(DESCRIPTION OF THE TASK)
Retype the material in full, keeping every word the same.

(WORKING DATA)
━━━━━━━━━━━━━━━━━━━━━━━━━━━━━━
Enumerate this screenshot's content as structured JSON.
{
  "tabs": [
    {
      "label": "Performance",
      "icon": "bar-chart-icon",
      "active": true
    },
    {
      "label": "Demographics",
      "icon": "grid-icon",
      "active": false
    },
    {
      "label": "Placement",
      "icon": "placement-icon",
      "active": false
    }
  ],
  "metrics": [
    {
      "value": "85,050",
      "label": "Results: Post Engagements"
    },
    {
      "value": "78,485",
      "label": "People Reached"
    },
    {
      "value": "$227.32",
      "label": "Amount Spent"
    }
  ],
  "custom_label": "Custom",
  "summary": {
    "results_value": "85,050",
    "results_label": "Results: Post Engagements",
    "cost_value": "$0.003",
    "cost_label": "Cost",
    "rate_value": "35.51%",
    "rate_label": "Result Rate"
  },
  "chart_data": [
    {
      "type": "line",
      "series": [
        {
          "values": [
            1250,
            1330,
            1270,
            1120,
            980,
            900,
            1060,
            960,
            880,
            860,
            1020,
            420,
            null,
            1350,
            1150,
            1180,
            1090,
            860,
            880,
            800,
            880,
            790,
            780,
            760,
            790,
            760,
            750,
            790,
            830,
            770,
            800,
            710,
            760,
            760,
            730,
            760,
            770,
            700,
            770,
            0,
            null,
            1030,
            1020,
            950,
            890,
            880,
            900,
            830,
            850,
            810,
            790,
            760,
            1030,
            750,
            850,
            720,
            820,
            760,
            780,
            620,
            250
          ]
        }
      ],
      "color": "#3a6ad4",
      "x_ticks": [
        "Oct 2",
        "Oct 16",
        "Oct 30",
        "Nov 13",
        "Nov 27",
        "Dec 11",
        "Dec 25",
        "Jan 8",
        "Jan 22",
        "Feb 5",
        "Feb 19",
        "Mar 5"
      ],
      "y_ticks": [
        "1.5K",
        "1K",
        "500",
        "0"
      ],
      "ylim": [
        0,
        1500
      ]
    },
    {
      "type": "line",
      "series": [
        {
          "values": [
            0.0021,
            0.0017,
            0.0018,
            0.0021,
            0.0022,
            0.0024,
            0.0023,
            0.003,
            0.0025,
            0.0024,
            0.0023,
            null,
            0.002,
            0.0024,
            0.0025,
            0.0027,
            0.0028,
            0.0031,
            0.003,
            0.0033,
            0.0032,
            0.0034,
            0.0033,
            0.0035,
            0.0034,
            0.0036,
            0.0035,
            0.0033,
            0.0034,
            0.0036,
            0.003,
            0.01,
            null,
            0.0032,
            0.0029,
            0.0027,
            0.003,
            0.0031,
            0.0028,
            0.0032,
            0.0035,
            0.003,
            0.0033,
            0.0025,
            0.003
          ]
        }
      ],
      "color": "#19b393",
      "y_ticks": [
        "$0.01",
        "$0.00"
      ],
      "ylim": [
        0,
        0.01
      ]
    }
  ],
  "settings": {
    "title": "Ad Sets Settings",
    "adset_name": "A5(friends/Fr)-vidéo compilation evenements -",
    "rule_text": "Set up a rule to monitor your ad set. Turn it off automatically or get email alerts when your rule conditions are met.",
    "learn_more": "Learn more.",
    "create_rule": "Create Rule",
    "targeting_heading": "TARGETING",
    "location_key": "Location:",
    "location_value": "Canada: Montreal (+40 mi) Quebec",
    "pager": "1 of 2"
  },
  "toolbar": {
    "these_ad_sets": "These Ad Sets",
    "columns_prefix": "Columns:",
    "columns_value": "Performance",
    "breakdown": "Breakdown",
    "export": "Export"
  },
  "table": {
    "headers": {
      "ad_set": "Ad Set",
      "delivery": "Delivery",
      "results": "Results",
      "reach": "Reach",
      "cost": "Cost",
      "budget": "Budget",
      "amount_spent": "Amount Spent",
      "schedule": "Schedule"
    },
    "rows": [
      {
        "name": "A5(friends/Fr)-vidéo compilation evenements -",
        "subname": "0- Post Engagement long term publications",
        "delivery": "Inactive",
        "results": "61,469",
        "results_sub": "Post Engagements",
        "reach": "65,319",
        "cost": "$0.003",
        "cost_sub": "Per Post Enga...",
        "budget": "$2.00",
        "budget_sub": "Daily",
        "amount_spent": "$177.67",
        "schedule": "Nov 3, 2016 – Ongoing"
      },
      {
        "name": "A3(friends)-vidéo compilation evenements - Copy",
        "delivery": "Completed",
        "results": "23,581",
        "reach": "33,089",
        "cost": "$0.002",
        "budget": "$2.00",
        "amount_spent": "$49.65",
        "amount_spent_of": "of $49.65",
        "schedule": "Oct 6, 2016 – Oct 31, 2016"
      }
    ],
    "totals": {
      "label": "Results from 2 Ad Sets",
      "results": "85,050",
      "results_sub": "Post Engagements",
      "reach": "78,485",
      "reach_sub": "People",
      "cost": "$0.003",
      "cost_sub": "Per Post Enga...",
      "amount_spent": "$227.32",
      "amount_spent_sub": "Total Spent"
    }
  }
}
━━━━━━━━━━━━━━━━━━━━━━━━━━━━━━
(TASK SOLUTION)
Enumerate this screenshot's content as structured JSON.
{
  "tabs": [
    {
      "label": "Performance",
      "icon": "bar-chart-icon",
      "active": true
    },
    {
      "label": "Demographics",
      "icon": "grid-icon",
      "active": false
    },
    {
      "label": "Placement",
      "icon": "placement-icon",
      "active": false
    }
  ],
  "metrics": [
    {
      "value": "85,050",
      "label": "Results: Post Engagements"
    },
    {
      "value": "78,485",
      "label": "People Reached"
    },
    {
      "value": "$227.32",
      "label": "Amount Spent"
    }
  ],
  "custom_label": "Custom",
  "summary": {
    "results_value": "85,050",
    "results_label": "Results: Post Engagements",
    "cost_value": "$0.003",
    "cost_label": "Cost",
    "rate_value": "35.51%",
    "rate_label": "Result Rate"
  },
  "chart_data": [
    {
      "type": "line",
      "series": [
        {
          "values": [
            1250,
            1330,
            1270,
            1120,
            980,
            900,
            1060,
            960,
            880,
            860,
            1020,
            420,
            null,
            1350,
            1150,
            1180,
            1090,
            860,
            880,
            800,
            880,
            790,
            780,
            760,
            790,
            760,
            750,
            790,
            830,
            770,
            800,
            710,
            760,
            760,
            730,
            760,
            770,
            700,
            770,
            0,
            null,
            1030,
            1020,
            950,
            890,
            880,
            900,
            830,
            850,
            810,
            790,
            760,
            1030,
            750,
            850,
            720,
            820,
            760,
            780,
            620,
            250
          ]
        }
      ],
      "color": "#3a6ad4",
      "x_ticks": [
        "Oct 2",
        "Oct 16",
        "Oct 30",
        "Nov 13",
        "Nov 27",
        "Dec 11",
        "Dec 25",
        "Jan 8",
        "Jan 22",
        "Feb 5",
        "Feb 19",
        "Mar 5"
      ],
      "y_ticks": [
        "1.5K",
        "1K",
        "500",
        "0"
      ],
      "ylim": [
        0,
        1500
      ]
    },
    {
      "type": "line",
      "series": [
        {
          "values": [
            0.0021,
            0.0017,
            0.0018,
            0.0021,
            0.0022,
            0.0024,
            0.0023,
            0.003,
            0.0025,
            0.0024,
            0.0023,
            null,
            0.002,
            0.0024,
            0.0025,
            0.0027,
            0.0028,
            0.0031,
            0.003,
            0.0033,
            0.0032,
            0.0034,
            0.0033,
            0.0035,
            0.0034,
            0.0036,
            0.0035,
            0.0033,
            0.0034,
            0.0036,
            0.003,
            0.01,
            null,
            0.0032,
            0.0029,
            0.0027,
            0.003,
            0.0031,
            0.0028,
            0.0032,
            0.0035,
            0.003,
            0.0033,
            0.0025,
            0.003
          ]
        }
      ],
      "color": "#19b393",
      "y_ticks": [
        "$0.01",
        "$0.00"
      ],
      "ylim": [
        0,
        0.01
      ]
    }
  ],
  "settings": {
    "title": "Ad Sets Settings",
    "adset_name": "A5(friends/Fr)-vidéo compilation evenements -",
    "rule_text": "Set up a rule to monitor your ad set. Turn it off automatically or get email alerts when your rule conditions are met.",
    "learn_more": "Learn more.",
    "create_rule": "Create Rule",
    "targeting_heading": "TARGETING",
    "location_key": "Location:",
    "location_value": "Canada: Montreal (+40 mi) Quebec",
    "pager": "1 of 2"
  },
  "toolbar": {
    "these_ad_sets": "These Ad Sets",
    "columns_prefix": "Columns:",
    "columns_value": "Performance",
    "breakdown": "Breakdown",
    "export": "Export"
  },
  "table": {
    "headers": {
      "ad_set": "Ad Set",
      "delivery": "Delivery",
      "results": "Results",
      "reach": "Reach",
      "cost": "Cost",
      "budget": "Budget",
      "amount_spent": "Amount Spent",
      "schedule": "Schedule"
    },
    "rows": [
      {
        "name": "A5(friends/Fr)-vidéo compilation evenements -",
        "subname": "0- Post Engagement long term publications",
        "delivery": "Inactive",
        "results": "61,469",
        "results_sub": "Post Engagements",
        "reach": "65,319",
        "cost": "$0.003",
        "cost_sub": "Per Post Enga...",
        "budget": "$2.00",
        "budget_sub": "Daily",
        "amount_spent": "$177.67",
        "schedule": "Nov 3, 2016 – Ongoing"
      },
      {
        "name": "A3(friends)-vidéo compilation evenements - Copy",
        "delivery": "Completed",
        "results": "23,581",
        "reach": "33,089",
        "cost": "$0.002",
        "budget": "$2.00",
        "amount_spent": "$49.65",
        "amount_spent_of": "of $49.65",
        "schedule": "Oct 6, 2016 – Oct 31, 2016"
      }
    ],
    "totals": {
      "label": "Results from 2 Ad Sets",
      "results": "85,050",
      "results_sub": "Post Engagements",
      "reach": "78,485",
      "reach_sub": "People",
      "cost": "$0.003",
      "cost_sub": "Per Post Enga...",
      "amount_spent": "$227.32",
      "amount_spent_sub": "Total Spent"
    }
  }
}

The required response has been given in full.